> _What is being asked_
Each line that holds the word "this" counts once; give the total number of such lines and nothing else.

--- begin Records to process ---

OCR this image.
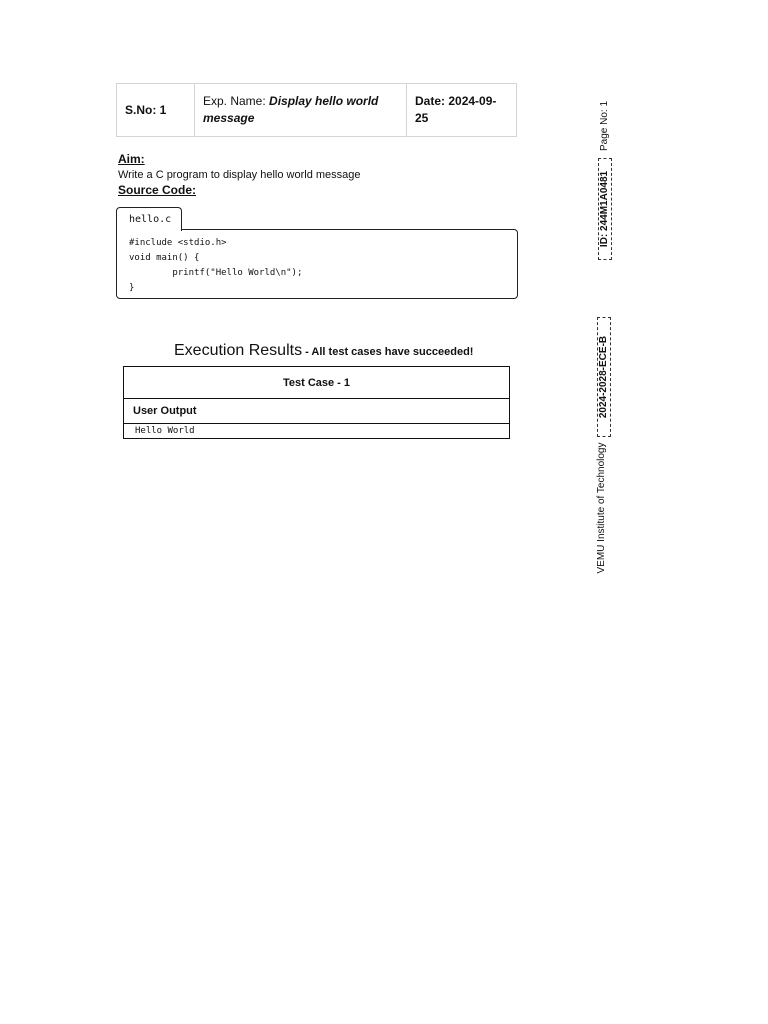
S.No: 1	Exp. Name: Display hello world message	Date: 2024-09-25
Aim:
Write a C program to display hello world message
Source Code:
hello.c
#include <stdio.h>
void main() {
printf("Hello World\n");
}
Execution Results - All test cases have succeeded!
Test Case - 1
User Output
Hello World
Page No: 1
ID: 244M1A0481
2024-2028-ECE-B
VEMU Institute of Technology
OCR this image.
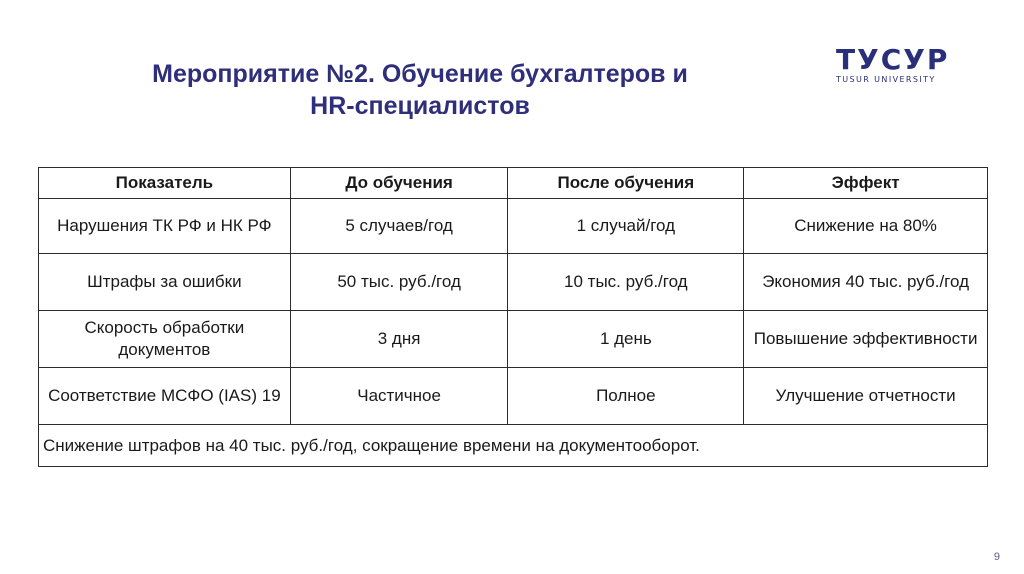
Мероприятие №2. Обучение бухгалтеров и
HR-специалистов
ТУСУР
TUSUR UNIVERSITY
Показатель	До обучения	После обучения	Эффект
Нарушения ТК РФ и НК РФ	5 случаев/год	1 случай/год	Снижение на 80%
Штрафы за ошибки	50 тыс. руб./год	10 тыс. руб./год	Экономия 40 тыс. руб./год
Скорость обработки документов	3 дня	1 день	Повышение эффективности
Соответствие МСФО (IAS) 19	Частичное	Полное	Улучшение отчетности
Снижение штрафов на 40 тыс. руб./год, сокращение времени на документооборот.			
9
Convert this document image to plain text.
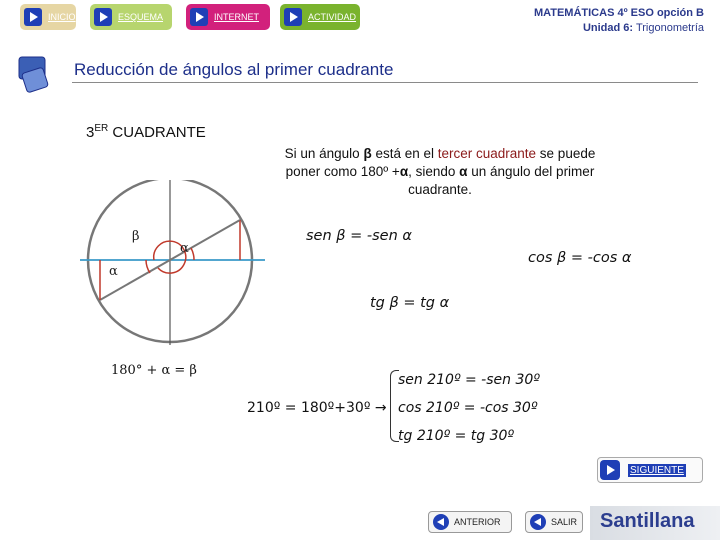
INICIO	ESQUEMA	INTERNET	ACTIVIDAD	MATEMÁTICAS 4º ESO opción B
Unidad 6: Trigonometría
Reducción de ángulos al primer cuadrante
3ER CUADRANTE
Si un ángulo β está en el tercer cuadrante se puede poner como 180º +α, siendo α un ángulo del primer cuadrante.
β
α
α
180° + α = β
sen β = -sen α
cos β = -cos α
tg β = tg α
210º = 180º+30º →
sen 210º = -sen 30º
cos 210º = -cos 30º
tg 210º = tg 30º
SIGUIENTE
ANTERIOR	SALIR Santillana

--- end Records to process ---
--- begin Records to process ---

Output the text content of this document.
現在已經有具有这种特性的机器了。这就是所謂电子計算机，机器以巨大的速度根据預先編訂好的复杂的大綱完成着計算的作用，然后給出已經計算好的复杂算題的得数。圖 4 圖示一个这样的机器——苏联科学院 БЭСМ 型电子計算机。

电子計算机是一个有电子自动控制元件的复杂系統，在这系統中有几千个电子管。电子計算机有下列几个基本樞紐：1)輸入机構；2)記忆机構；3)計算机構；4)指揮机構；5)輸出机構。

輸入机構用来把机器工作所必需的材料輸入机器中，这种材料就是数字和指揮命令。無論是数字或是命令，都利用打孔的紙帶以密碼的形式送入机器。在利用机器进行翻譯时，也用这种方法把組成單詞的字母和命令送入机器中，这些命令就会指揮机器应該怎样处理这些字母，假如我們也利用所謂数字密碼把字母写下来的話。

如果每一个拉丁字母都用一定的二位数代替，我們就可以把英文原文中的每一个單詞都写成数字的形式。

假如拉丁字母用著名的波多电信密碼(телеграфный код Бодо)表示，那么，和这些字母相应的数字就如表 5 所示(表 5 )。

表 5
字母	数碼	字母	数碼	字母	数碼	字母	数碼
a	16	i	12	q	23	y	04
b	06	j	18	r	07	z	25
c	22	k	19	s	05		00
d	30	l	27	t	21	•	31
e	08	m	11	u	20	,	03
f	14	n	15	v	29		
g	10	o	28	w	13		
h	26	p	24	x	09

--- end Records to process ---

> _The response_
4